● SET TASK
Exclude images, then output the remaining data verbatim.

[Stored data entries]
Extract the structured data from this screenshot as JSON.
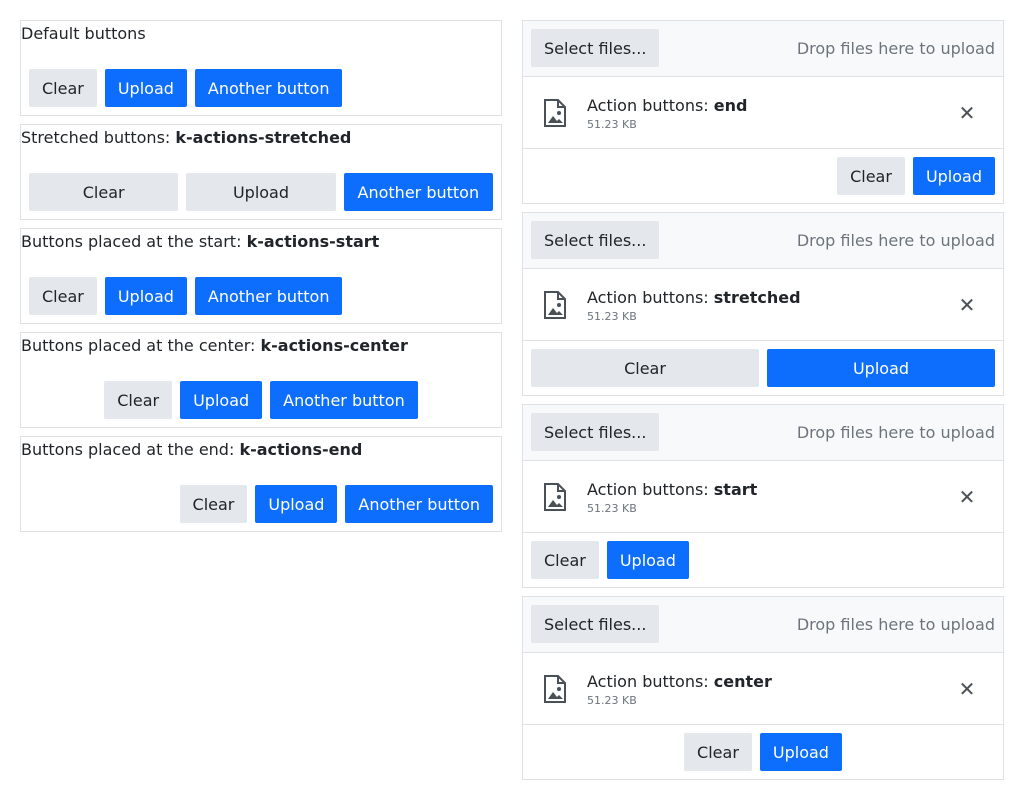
{
  "left": {
    "sections": [
      {
        "prefix": "Default buttons",
        "cls": "",
        "buttons": [
          "Clear",
          "Upload",
          "Another button"
        ]
      },
      {
        "prefix": "Stretched buttons: ",
        "cls": "k-actions-stretched",
        "buttons": [
          "Clear",
          "Upload",
          "Another button"
        ]
      },
      {
        "prefix": "Buttons placed at the start: ",
        "cls": "k-actions-start",
        "buttons": [
          "Clear",
          "Upload",
          "Another button"
        ]
      },
      {
        "prefix": "Buttons placed at the center: ",
        "cls": "k-actions-center",
        "buttons": [
          "Clear",
          "Upload",
          "Another button"
        ]
      },
      {
        "prefix": "Buttons placed at the end: ",
        "cls": "k-actions-end",
        "buttons": [
          "Clear",
          "Upload",
          "Another button"
        ]
      }
    ]
  },
  "uploads": [
    {
      "select_label": "Select files...",
      "drop_hint": "Drop files here to upload",
      "file_prefix": "Action buttons: ",
      "file_mode": "end",
      "file_size": "51.23 KB",
      "clear_label": "Clear",
      "upload_label": "Upload"
    },
    {
      "select_label": "Select files...",
      "drop_hint": "Drop files here to upload",
      "file_prefix": "Action buttons: ",
      "file_mode": "stretched",
      "file_size": "51.23 KB",
      "clear_label": "Clear",
      "upload_label": "Upload"
    },
    {
      "select_label": "Select files...",
      "drop_hint": "Drop files here to upload",
      "file_prefix": "Action buttons: ",
      "file_mode": "start",
      "file_size": "51.23 KB",
      "clear_label": "Clear",
      "upload_label": "Upload"
    },
    {
      "select_label": "Select files...",
      "drop_hint": "Drop files here to upload",
      "file_prefix": "Action buttons: ",
      "file_mode": "center",
      "file_size": "51.23 KB",
      "clear_label": "Clear",
      "upload_label": "Upload"
    }
  ],
  "colors": {
    "primary": "#0d6efd",
    "base": "#e4e7eb",
    "border": "#dee2e6",
    "muted": "#6c757d"
  }
}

● OUTPUT FOR THIS TASK
Extract the structured data from this screenshot as JSON.
{
  "left": {
    "sections": [
      {
        "prefix": "Default buttons",
        "cls": "",
        "buttons": [
          "Clear",
          "Upload",
          "Another button"
        ]
      },
      {
        "prefix": "Stretched buttons: ",
        "cls": "k-actions-stretched",
        "buttons": [
          "Clear",
          "Upload",
          "Another button"
        ]
      },
      {
        "prefix": "Buttons placed at the start: ",
        "cls": "k-actions-start",
        "buttons": [
          "Clear",
          "Upload",
          "Another button"
        ]
      },
      {
        "prefix": "Buttons placed at the center: ",
        "cls": "k-actions-center",
        "buttons": [
          "Clear",
          "Upload",
          "Another button"
        ]
      },
      {
        "prefix": "Buttons placed at the end: ",
        "cls": "k-actions-end",
        "buttons": [
          "Clear",
          "Upload",
          "Another button"
        ]
      }
    ]
  },
  "uploads": [
    {
      "select_label": "Select files...",
      "drop_hint": "Drop files here to upload",
      "file_prefix": "Action buttons: ",
      "file_mode": "end",
      "file_size": "51.23 KB",
      "clear_label": "Clear",
      "upload_label": "Upload"
    },
    {
      "select_label": "Select files...",
      "drop_hint": "Drop files here to upload",
      "file_prefix": "Action buttons: ",
      "file_mode": "stretched",
      "file_size": "51.23 KB",
      "clear_label": "Clear",
      "upload_label": "Upload"
    },
    {
      "select_label": "Select files...",
      "drop_hint": "Drop files here to upload",
      "file_prefix": "Action buttons: ",
      "file_mode": "start",
      "file_size": "51.23 KB",
      "clear_label": "Clear",
      "upload_label": "Upload"
    },
    {
      "select_label": "Select files...",
      "drop_hint": "Drop files here to upload",
      "file_prefix": "Action buttons: ",
      "file_mode": "center",
      "file_size": "51.23 KB",
      "clear_label": "Clear",
      "upload_label": "Upload"
    }
  ],
  "colors": {
    "primary": "#0d6efd",
    "base": "#e4e7eb",
    "border": "#dee2e6",
    "muted": "#6c757d"
  }
}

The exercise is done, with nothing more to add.